# WRITTEN TASK
Quote exactly, and only, the lines from the one with "Parse this screenshot: output" through the end of the listing.

### MATERIAL PROVIDED ###

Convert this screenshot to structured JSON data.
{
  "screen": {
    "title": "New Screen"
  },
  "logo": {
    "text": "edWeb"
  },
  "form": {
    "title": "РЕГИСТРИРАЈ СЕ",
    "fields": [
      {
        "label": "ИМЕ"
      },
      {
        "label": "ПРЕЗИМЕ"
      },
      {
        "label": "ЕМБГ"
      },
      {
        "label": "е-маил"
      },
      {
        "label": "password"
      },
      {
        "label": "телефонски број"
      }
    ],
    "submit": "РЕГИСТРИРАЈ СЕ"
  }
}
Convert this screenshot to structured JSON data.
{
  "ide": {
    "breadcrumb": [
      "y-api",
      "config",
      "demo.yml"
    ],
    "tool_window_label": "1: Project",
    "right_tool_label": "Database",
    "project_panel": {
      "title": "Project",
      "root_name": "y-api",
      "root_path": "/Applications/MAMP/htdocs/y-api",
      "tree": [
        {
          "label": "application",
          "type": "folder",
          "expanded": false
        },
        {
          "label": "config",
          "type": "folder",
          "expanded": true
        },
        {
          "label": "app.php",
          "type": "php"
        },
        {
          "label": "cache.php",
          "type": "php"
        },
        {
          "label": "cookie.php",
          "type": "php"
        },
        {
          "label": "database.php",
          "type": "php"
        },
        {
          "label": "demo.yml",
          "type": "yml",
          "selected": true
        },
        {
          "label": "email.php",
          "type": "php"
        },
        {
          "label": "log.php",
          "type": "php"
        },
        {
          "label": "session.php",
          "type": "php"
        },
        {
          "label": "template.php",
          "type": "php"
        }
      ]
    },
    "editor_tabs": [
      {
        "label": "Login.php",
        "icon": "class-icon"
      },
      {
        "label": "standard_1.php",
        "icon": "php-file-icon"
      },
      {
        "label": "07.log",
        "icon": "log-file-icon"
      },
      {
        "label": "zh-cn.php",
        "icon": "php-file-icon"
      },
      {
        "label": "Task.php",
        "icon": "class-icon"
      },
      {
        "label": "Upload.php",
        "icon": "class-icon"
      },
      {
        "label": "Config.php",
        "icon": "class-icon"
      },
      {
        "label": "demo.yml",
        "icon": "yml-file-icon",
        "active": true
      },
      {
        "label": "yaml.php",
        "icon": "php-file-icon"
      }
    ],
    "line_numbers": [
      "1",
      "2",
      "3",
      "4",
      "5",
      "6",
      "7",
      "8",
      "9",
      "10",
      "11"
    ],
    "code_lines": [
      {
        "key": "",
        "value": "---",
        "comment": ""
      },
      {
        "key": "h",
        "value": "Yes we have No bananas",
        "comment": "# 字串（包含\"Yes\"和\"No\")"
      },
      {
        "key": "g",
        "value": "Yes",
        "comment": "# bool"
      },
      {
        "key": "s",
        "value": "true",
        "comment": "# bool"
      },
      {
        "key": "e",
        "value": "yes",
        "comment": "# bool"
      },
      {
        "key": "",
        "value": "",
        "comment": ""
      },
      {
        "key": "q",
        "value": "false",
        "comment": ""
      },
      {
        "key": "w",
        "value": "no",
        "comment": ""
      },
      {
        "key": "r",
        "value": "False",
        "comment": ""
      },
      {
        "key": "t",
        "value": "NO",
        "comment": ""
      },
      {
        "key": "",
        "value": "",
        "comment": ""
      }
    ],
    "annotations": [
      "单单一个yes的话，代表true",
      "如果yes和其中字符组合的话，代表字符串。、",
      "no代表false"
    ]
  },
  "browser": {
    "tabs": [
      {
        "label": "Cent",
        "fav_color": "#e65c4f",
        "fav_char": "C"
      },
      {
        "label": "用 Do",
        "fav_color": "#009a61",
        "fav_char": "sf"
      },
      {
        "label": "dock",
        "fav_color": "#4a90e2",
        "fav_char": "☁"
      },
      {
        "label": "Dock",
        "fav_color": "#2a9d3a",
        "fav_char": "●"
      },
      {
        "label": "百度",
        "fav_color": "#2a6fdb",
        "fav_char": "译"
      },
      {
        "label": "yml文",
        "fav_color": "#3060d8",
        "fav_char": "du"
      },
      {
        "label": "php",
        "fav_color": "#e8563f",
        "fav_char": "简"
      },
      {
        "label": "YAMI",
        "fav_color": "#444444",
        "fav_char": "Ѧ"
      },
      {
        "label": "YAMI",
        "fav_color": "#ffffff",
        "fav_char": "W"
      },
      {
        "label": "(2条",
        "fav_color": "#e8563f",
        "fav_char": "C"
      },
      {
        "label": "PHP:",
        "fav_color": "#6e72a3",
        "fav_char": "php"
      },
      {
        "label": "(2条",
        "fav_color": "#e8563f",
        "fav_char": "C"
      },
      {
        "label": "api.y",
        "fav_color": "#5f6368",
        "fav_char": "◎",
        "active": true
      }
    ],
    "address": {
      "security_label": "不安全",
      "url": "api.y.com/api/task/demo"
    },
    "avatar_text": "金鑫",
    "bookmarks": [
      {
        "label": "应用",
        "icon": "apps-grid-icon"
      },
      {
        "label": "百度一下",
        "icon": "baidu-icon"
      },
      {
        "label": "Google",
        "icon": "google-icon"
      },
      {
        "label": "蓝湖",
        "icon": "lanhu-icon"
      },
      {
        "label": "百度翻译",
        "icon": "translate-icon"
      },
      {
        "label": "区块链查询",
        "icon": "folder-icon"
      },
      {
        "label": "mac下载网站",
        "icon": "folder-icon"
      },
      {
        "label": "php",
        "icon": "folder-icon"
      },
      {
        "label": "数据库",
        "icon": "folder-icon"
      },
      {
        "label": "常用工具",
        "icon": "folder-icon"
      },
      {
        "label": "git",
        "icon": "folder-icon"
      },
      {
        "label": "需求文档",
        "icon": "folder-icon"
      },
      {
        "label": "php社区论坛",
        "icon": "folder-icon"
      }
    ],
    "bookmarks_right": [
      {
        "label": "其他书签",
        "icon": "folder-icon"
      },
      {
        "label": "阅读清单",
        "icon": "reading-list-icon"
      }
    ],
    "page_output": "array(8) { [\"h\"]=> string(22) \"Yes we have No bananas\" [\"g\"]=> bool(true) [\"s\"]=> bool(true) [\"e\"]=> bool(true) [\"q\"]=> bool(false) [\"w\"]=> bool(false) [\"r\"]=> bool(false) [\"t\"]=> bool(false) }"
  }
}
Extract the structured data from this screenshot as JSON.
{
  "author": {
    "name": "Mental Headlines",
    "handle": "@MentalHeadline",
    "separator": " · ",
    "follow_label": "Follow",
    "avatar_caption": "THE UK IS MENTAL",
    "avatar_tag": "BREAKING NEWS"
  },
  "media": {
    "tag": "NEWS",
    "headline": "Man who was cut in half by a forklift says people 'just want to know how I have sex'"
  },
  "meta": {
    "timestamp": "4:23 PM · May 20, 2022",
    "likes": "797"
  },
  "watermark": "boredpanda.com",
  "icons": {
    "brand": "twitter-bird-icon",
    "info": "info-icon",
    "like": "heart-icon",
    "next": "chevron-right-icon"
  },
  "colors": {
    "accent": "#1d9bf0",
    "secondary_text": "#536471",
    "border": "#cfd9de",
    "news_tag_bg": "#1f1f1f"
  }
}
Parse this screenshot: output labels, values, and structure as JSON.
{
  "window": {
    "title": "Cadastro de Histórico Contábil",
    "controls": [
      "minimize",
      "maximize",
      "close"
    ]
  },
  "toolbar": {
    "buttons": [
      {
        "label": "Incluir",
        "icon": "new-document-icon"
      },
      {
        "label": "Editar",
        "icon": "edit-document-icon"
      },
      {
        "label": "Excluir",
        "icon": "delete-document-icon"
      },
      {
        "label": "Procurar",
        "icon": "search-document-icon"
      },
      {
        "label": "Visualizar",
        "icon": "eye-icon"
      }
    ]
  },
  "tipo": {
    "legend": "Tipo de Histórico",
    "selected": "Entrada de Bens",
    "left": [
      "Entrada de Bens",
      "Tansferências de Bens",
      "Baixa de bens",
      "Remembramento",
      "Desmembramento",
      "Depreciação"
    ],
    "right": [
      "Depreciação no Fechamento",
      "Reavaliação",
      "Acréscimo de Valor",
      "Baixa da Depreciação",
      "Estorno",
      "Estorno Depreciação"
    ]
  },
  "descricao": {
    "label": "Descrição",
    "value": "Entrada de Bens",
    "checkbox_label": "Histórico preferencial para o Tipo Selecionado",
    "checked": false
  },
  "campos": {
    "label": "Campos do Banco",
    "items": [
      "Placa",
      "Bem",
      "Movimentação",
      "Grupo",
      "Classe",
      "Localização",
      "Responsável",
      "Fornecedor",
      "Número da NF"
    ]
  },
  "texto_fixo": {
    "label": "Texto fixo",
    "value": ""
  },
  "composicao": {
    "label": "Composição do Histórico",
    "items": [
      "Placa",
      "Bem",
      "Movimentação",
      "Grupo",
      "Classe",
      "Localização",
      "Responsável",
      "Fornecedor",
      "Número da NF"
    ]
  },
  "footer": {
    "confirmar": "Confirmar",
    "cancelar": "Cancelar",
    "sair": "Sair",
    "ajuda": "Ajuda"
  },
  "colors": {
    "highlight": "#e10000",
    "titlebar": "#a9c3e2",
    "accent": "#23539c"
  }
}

###

# RESPONSE TO THIS TASK
Parse this screenshot: output labels, values, and structure as JSON.
{
  "window": {
    "title": "Cadastro de Histórico Contábil",
    "controls": [
      "minimize",
      "maximize",
      "close"
    ]
  },
  "toolbar": {
    "buttons": [
      {
        "label": "Incluir",
        "icon": "new-document-icon"
      },
      {
        "label": "Editar",
        "icon": "edit-document-icon"
      },
      {
        "label": "Excluir",
        "icon": "delete-document-icon"
      },
      {
        "label": "Procurar",
        "icon": "search-document-icon"
      },
      {
        "label": "Visualizar",
        "icon": "eye-icon"
      }
    ]
  },
  "tipo": {
    "legend": "Tipo de Histórico",
    "selected": "Entrada de Bens",
    "left": [
      "Entrada de Bens",
      "Tansferências de Bens",
      "Baixa de bens",
      "Remembramento",
      "Desmembramento",
      "Depreciação"
    ],
    "right": [
      "Depreciação no Fechamento",
      "Reavaliação",
      "Acréscimo de Valor",
      "Baixa da Depreciação",
      "Estorno",
      "Estorno Depreciação"
    ]
  },
  "descricao": {
    "label": "Descrição",
    "value": "Entrada de Bens",
    "checkbox_label": "Histórico preferencial para o Tipo Selecionado",
    "checked": false
  },
  "campos": {
    "label": "Campos do Banco",
    "items": [
      "Placa",
      "Bem",
      "Movimentação",
      "Grupo",
      "Classe",
      "Localização",
      "Responsável",
      "Fornecedor",
      "Número da NF"
    ]
  },
  "texto_fixo": {
    "label": "Texto fixo",
    "value": ""
  },
  "composicao": {
    "label": "Composição do Histórico",
    "items": [
      "Placa",
      "Bem",
      "Movimentação",
      "Grupo",
      "Classe",
      "Localização",
      "Responsável",
      "Fornecedor",
      "Número da NF"
    ]
  },
  "footer": {
    "confirmar": "Confirmar",
    "cancelar": "Cancelar",
    "sair": "Sair",
    "ajuda": "Ajuda"
  },
  "colors": {
    "highlight": "#e10000",
    "titlebar": "#a9c3e2",
    "accent": "#23539c"
  }
}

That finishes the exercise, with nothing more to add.